======== Extrait de page ========

Le stéréoscope des solitaires - critique


Après plusieurs mois sans représentations provocatrices de réflexions (à part un Guignol à Lyon- joli moment obtenu malgré l'employée de l'office de tourisme qui refusait de me renseigner parce que j'étais une adulte et qu'il est impensable qu'un adulte assiste à un spectacle pour enfant...)

Après un temps de vide donc, me voici avec plusieurs choses (je ne sais pas si le mot « pièce de théâtre » convient) à commenter.

Le bouleversant Vortex de Phia Ménard … (voir article)

Et aujourd'hui Le stéréoscope des solitaires de Juan Rodolfo Wilcock, dans une mise en scène de Ingrid von Wantoch Rekowski .

La représentation a lieu dans un espace réduit, comme Vortex (la comparaison s'arrête là). Tout se concentre sur la piste d'un cirque historique, 4 musiciens sont installés à 4 points cardinaux dans les gradins.

On rentre par groupes de 6 personnes, pour faciliter la fluidité. Je ne pense pas que nous dépassions la soixantaine de spectateurs.

Je suis tentée de mettre entre guillemets tous les mots que j'emploie.

Y a-t-il spectacle ? Y a-t-il installation ? Y a-t-il des acteurs ? Des danseurs ? Y a-t-il des spectateurs ? Seuls les musiciens ont une existence repérée et repérable, même s'ils adoptent des gestes de robots très stéréotypés et pauvres de signification.

========

[Consigne 1]
Répondez à ces questions sur la critique du Stéréoscope des solitaires :
(a) Combien de musiciens sont installés dans les gradins ?
(b) Par groupes de combien de personnes les spectateurs entrent-ils ?
(c) Qui signe la mise en scène ?
[Consigne 2] Rédigez la suite de la critique du Stéréoscope des solitaires à partir de sa dernière phrase.
Les données n'interviennent pas dans ce travail.

======== Données enregistrées ========

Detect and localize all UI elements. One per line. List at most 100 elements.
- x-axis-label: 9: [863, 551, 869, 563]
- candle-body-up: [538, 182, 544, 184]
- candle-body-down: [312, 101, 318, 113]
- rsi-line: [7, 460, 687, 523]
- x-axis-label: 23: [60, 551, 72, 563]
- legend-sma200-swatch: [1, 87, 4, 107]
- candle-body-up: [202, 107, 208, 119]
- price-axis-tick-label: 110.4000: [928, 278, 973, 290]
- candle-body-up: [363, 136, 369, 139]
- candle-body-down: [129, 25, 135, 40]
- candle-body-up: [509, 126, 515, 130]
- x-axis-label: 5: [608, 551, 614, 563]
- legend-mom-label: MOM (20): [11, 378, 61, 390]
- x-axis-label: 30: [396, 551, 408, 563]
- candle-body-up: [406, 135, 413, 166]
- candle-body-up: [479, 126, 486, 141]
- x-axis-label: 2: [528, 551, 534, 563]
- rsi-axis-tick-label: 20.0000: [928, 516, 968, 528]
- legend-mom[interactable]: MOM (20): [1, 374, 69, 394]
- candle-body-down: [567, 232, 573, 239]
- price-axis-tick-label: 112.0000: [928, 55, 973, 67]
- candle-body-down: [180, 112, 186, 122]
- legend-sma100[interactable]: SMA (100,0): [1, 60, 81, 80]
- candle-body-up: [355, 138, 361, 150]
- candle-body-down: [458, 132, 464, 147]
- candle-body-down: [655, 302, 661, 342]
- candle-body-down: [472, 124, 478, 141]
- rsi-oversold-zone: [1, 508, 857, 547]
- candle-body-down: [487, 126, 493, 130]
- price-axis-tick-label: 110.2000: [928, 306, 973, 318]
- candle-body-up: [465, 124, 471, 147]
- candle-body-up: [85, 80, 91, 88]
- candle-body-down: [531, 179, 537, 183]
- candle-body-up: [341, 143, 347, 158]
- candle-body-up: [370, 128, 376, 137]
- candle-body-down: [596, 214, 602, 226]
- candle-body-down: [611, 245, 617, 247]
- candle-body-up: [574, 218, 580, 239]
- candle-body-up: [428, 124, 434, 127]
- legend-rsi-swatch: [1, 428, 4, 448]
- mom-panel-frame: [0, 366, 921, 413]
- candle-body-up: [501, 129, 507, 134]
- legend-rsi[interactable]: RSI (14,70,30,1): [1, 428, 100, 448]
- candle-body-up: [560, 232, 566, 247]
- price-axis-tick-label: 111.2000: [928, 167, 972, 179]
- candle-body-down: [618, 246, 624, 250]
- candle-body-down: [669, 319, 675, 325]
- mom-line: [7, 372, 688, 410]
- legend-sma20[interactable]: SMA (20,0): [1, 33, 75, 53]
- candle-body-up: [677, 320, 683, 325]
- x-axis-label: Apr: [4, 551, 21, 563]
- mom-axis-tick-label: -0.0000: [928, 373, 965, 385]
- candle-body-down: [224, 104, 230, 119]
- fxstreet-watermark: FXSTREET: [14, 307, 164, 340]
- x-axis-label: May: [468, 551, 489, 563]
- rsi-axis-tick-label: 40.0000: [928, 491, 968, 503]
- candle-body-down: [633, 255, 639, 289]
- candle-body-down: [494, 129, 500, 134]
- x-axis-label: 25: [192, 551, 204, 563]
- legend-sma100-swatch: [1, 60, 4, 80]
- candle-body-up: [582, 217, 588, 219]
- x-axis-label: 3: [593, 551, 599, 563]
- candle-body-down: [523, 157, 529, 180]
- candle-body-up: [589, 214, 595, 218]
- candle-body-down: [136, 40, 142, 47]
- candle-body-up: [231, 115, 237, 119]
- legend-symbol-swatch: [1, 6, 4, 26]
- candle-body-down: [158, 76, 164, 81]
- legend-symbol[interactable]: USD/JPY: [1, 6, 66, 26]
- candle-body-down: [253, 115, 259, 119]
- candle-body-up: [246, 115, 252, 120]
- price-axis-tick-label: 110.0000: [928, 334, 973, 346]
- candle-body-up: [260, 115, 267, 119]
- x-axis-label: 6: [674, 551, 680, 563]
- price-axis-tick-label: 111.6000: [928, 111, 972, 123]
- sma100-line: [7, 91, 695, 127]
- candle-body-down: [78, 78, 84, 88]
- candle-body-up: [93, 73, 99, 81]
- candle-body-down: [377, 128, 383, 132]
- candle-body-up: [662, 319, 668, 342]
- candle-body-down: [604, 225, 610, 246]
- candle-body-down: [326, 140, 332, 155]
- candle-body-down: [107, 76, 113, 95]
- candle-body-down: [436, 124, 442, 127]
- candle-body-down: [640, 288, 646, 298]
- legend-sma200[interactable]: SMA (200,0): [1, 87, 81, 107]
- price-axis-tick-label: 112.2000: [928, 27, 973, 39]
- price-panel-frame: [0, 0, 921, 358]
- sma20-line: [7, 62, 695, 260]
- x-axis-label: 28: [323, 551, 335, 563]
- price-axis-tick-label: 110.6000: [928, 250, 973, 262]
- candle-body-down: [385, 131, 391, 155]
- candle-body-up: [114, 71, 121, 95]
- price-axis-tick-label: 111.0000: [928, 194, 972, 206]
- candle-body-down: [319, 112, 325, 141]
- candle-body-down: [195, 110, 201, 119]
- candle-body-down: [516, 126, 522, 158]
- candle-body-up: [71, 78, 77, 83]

========

[Réponse finale 1]
(a) Quatre musiciens.
(b) Par groupes de six personnes.
(c) Ingrid von Wantoch Rekowski.

[Réponse finale 2]
Réglons tout de suite ce qui concerne la musique : il s'agit d'une composition contemporaine très crissante et qui tire parti des grincements pour les cordes, de la rupture soudaine pour les cuivres. Intéressante. (dans un autre contexte)

Et revenons à notre cheminement de spectateur (?). On entre directement dans un amoncellement de cartons blancs qui a dû demander un travail colossal. Une piste se crée, très étroite entre les piles ; elle guide et égare dans un espace chaotique. Des objets, rares, sont placés ici ou là. On ne saurait dire s'il s'agit de récup (il existe des créations merveilleuses issues de ce principe de modification d'objets abandonnés) ou si ce sont de vrais objets laissés à l'abandon à moitié cassés et vaguement rafistolés.. On les retrouve parfois à l'intérieur des cartons par un jeu d'ouvertures rectangulaires, aléatoires et variables.Ce sont souvent les mêmes (une cuillère aplatie, un tortillon de métal, une râpe à fromage). Quelques uns sont éclairés. On reste dans des tons allant du marron au noir, passant par le gris. Monde de l'étrange ? Pour dire que les personnages sont brisés ? La métaphore serait trop banale et trop facile. Quelques autres objets relatifs au temps, encore métaphore usée et plaquée...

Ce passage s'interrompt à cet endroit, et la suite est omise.